## Exercise details
Without skipping anything, write out each record below exactly.

— START OF Supplied data —

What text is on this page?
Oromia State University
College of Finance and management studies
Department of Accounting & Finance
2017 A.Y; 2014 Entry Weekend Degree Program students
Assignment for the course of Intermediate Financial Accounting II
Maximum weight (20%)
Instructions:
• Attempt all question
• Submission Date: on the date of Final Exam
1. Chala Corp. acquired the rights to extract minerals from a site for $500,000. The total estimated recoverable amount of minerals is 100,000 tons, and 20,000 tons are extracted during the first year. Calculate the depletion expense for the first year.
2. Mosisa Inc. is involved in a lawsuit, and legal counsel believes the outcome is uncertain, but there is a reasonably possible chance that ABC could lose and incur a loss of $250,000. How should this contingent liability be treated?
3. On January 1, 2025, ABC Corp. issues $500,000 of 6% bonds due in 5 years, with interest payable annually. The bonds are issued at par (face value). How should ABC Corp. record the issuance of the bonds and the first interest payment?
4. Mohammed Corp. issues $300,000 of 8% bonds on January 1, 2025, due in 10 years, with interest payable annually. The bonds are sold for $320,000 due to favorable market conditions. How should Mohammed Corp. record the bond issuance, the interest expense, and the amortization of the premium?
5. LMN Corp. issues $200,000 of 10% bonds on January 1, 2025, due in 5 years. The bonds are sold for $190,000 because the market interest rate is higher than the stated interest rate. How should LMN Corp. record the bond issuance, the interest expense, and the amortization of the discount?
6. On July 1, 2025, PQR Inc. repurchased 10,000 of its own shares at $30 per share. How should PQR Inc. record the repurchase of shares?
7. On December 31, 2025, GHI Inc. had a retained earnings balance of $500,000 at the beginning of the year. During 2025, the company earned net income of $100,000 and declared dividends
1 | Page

— END OF Supplied data —

## Output for this task
What text is on this page?
Oromia State University
College of Finance and management studies
Department of Accounting & Finance
2017 A.Y; 2014 Entry Weekend Degree Program students
Assignment for the course of Intermediate Financial Accounting II
Maximum weight (20%)
Instructions:
• Attempt all question
• Submission Date: on the date of Final Exam
1. Chala Corp. acquired the rights to extract minerals from a site for $500,000. The total estimated recoverable amount of minerals is 100,000 tons, and 20,000 tons are extracted during the first year. Calculate the depletion expense for the first year.
2. Mosisa Inc. is involved in a lawsuit, and legal counsel believes the outcome is uncertain, but there is a reasonably possible chance that ABC could lose and incur a loss of $250,000. How should this contingent liability be treated?
3. On January 1, 2025, ABC Corp. issues $500,000 of 6% bonds due in 5 years, with interest payable annually. The bonds are issued at par (face value). How should ABC Corp. record the issuance of the bonds and the first interest payment?
4. Mohammed Corp. issues $300,000 of 8% bonds on January 1, 2025, due in 10 years, with interest payable annually. The bonds are sold for $320,000 due to favorable market conditions. How should Mohammed Corp. record the bond issuance, the interest expense, and the amortization of the premium?
5. LMN Corp. issues $200,000 of 10% bonds on January 1, 2025, due in 5 years. The bonds are sold for $190,000 because the market interest rate is higher than the stated interest rate. How should LMN Corp. record the bond issuance, the interest expense, and the amortization of the discount?
6. On July 1, 2025, PQR Inc. repurchased 10,000 of its own shares at $30 per share. How should PQR Inc. record the repurchase of shares?
7. On December 31, 2025, GHI Inc. had a retained earnings balance of $500,000 at the beginning of the year. During 2025, the company earned net income of $100,000 and declared dividends
1 | Page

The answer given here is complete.